** start **

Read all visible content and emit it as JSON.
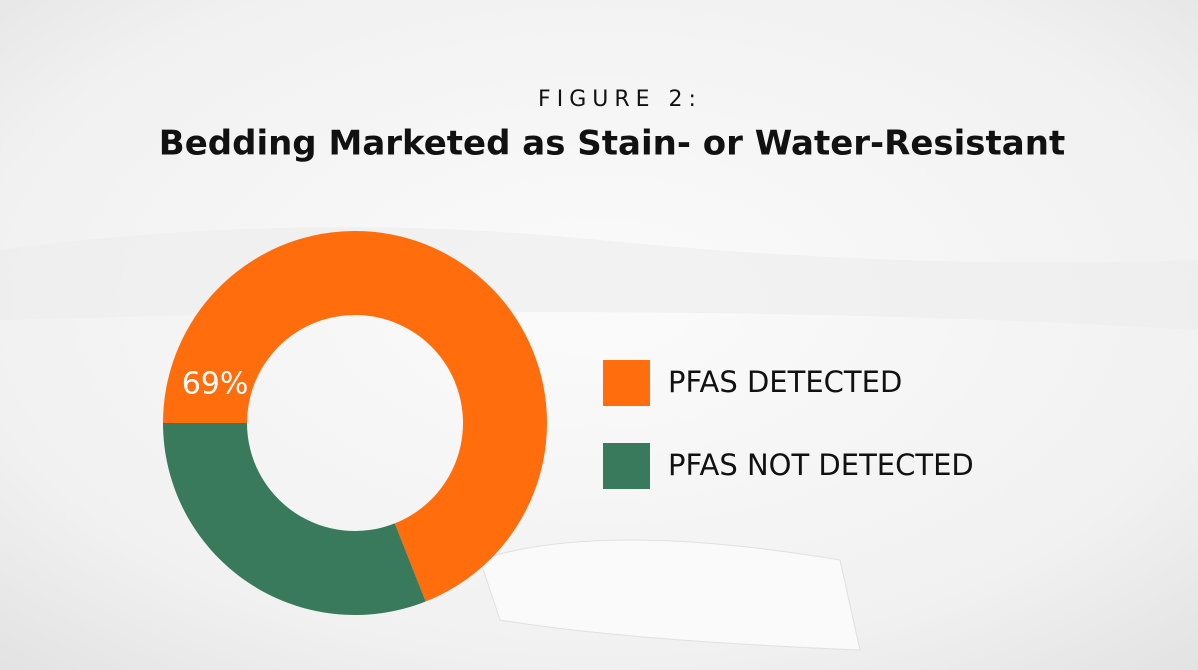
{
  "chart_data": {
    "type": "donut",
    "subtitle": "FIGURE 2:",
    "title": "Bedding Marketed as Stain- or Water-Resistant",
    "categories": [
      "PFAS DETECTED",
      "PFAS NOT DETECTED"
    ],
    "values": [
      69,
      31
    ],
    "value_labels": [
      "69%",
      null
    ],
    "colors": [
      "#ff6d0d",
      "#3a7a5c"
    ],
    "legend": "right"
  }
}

** end **

What is expected: Pictures are not part of the copy; reproduce everything else in the records exactly.

Complete response:
Read all visible content and emit it as JSON.
{
  "chart_data": {
    "type": "donut",
    "subtitle": "FIGURE 2:",
    "title": "Bedding Marketed as Stain- or Water-Resistant",
    "categories": [
      "PFAS DETECTED",
      "PFAS NOT DETECTED"
    ],
    "values": [
      69,
      31
    ],
    "value_labels": [
      "69%",
      null
    ],
    "colors": [
      "#ff6d0d",
      "#3a7a5c"
    ],
    "legend": "right"
  }
}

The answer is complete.